Supplied records
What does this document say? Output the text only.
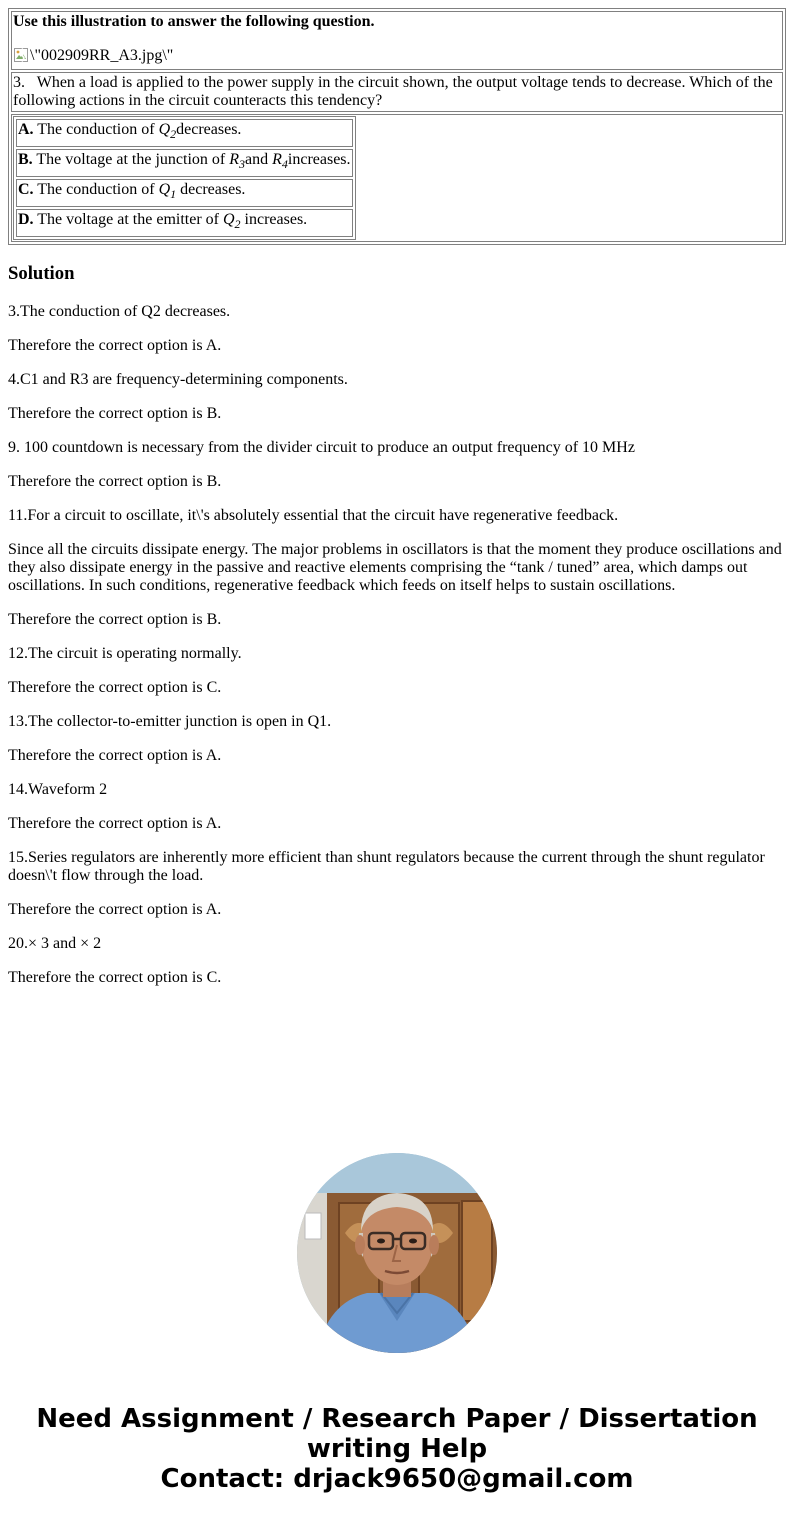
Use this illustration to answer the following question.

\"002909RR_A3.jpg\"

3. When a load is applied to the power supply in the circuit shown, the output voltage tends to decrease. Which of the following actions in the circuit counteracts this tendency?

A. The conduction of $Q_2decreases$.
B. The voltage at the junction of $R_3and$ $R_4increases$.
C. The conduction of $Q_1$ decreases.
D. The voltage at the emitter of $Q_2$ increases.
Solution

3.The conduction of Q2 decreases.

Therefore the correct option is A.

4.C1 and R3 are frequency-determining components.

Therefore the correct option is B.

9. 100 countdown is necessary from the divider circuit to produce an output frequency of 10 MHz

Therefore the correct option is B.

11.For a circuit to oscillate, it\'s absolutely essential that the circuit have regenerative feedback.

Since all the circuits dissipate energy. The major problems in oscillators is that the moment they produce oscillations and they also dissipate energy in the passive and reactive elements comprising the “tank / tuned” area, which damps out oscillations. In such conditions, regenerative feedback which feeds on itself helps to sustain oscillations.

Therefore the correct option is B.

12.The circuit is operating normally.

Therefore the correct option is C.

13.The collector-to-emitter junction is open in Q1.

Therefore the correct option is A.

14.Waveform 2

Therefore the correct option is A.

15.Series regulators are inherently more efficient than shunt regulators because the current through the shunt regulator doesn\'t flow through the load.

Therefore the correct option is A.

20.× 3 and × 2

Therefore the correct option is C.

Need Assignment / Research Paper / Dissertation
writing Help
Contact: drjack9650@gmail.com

...

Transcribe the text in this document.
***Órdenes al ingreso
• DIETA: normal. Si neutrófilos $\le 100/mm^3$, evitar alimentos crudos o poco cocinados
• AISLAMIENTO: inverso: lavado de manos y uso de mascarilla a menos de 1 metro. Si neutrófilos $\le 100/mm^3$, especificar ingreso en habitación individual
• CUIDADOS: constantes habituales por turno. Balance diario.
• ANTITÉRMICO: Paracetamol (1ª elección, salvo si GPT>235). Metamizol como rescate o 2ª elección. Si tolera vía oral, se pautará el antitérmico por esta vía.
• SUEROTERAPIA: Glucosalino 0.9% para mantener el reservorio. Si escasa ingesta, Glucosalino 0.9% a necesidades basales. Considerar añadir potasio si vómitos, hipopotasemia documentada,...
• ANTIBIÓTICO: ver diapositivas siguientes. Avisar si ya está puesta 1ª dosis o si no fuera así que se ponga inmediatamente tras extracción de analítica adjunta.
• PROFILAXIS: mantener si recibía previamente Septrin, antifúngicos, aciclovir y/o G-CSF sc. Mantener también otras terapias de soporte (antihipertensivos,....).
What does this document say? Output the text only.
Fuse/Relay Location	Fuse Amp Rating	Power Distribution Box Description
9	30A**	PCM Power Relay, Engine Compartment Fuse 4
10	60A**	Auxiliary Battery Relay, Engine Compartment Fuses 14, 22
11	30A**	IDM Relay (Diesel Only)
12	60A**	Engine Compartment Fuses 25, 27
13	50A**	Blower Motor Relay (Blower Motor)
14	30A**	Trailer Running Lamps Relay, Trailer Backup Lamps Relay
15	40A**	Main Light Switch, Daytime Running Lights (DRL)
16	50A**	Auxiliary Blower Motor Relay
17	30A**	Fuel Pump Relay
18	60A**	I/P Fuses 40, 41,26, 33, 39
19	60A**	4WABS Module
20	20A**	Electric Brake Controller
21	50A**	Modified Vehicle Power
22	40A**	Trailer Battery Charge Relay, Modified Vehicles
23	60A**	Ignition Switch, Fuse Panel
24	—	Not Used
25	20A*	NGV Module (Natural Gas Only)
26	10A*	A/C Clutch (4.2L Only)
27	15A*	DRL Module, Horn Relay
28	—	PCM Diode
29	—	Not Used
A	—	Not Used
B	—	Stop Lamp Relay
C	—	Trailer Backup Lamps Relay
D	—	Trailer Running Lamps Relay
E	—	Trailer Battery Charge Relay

Prompt
How many lines of the listing above include the word "Charge"? Reply with the number alone.

Response below
2